Wherever a line below holds the word "caption", copy that line.
* Start *
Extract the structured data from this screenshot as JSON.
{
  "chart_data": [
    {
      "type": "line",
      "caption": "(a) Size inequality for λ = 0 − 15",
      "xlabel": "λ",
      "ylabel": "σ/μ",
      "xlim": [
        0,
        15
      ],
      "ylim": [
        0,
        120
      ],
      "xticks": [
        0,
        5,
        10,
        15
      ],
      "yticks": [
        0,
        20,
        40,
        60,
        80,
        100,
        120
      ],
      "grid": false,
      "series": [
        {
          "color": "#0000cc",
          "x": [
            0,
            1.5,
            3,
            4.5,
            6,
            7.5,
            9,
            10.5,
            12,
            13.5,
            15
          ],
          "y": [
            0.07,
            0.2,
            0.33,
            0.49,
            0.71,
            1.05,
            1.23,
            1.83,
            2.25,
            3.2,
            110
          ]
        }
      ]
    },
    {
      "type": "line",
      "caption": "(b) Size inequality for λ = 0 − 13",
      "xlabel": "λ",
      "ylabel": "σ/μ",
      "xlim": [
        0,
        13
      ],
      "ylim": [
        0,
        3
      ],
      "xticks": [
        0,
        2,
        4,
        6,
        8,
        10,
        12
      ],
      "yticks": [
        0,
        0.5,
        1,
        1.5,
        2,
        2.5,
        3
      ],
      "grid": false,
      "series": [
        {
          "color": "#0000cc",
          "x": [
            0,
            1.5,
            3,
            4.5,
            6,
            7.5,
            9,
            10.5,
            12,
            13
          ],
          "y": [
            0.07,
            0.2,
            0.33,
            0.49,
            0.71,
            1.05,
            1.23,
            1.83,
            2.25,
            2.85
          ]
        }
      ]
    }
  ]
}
* End *
- **Solution**:
      "caption": "(a) Size inequality for λ = 0 − 15",
      "caption": "(b) Size inequality for λ = 0 − 13",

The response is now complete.